[Data extracted from a collection]
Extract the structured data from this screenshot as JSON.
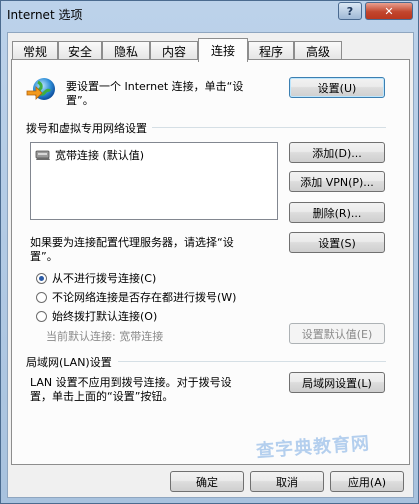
{
  "window": {
    "title": "Internet 选项",
    "help_label": "?",
    "close_label": "✕"
  },
  "tabs": [
    {
      "label": "常规"
    },
    {
      "label": "安全"
    },
    {
      "label": "隐私"
    },
    {
      "label": "内容"
    },
    {
      "label": "连接"
    },
    {
      "label": "程序"
    },
    {
      "label": "高级"
    }
  ],
  "active_tab": "连接",
  "setup": {
    "text_line1": "要设置一个 Internet 连接，单击“设",
    "text_line2": "置”。",
    "button_label": "设置(U)"
  },
  "dialup": {
    "header": "拨号和虚拟专用网络设置",
    "items": [
      {
        "label": "宽带连接 (默认值)"
      }
    ],
    "add_label": "添加(D)...",
    "add_vpn_label": "添加 VPN(P)...",
    "remove_label": "删除(R)...",
    "proxy_text_line1": "如果要为连接配置代理服务器，请选择“设",
    "proxy_text_line2": "置”。",
    "settings_label": "设置(S)"
  },
  "dial_options": [
    {
      "label": "从不进行拨号连接(C)",
      "selected": true
    },
    {
      "label": "不论网络连接是否存在都进行拨号(W)",
      "selected": false
    },
    {
      "label": "始终拨打默认连接(O)",
      "selected": false
    }
  ],
  "current_default": {
    "label": "当前默认连接: 宽带连接",
    "set_default_label": "设置默认值(E)"
  },
  "lan": {
    "header": "局域网(LAN)设置",
    "text_line1": "LAN 设置不应用到拨号连接。对于拨号设",
    "text_line2": "置，单击上面的“设置”按钮。",
    "button_label": "局域网设置(L)"
  },
  "footer": {
    "ok_label": "确定",
    "cancel_label": "取消",
    "apply_label": "应用(A)"
  },
  "watermark": "查字典教育网"
}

**Task requirements**
Pictures are to be left out; repeat all the remaining data exactly.

**Problem solution**
Extract the structured data from this screenshot as JSON.
{
  "window": {
    "title": "Internet 选项",
    "help_label": "?",
    "close_label": "✕"
  },
  "tabs": [
    {
      "label": "常规"
    },
    {
      "label": "安全"
    },
    {
      "label": "隐私"
    },
    {
      "label": "内容"
    },
    {
      "label": "连接"
    },
    {
      "label": "程序"
    },
    {
      "label": "高级"
    }
  ],
  "active_tab": "连接",
  "setup": {
    "text_line1": "要设置一个 Internet 连接，单击“设",
    "text_line2": "置”。",
    "button_label": "设置(U)"
  },
  "dialup": {
    "header": "拨号和虚拟专用网络设置",
    "items": [
      {
        "label": "宽带连接 (默认值)"
      }
    ],
    "add_label": "添加(D)...",
    "add_vpn_label": "添加 VPN(P)...",
    "remove_label": "删除(R)...",
    "proxy_text_line1": "如果要为连接配置代理服务器，请选择“设",
    "proxy_text_line2": "置”。",
    "settings_label": "设置(S)"
  },
  "dial_options": [
    {
      "label": "从不进行拨号连接(C)",
      "selected": true
    },
    {
      "label": "不论网络连接是否存在都进行拨号(W)",
      "selected": false
    },
    {
      "label": "始终拨打默认连接(O)",
      "selected": false
    }
  ],
  "current_default": {
    "label": "当前默认连接: 宽带连接",
    "set_default_label": "设置默认值(E)"
  },
  "lan": {
    "header": "局域网(LAN)设置",
    "text_line1": "LAN 设置不应用到拨号连接。对于拨号设",
    "text_line2": "置，单击上面的“设置”按钮。",
    "button_label": "局域网设置(L)"
  },
  "footer": {
    "ok_label": "确定",
    "cancel_label": "取消",
    "apply_label": "应用(A)"
  },
  "watermark": "查字典教育网"
}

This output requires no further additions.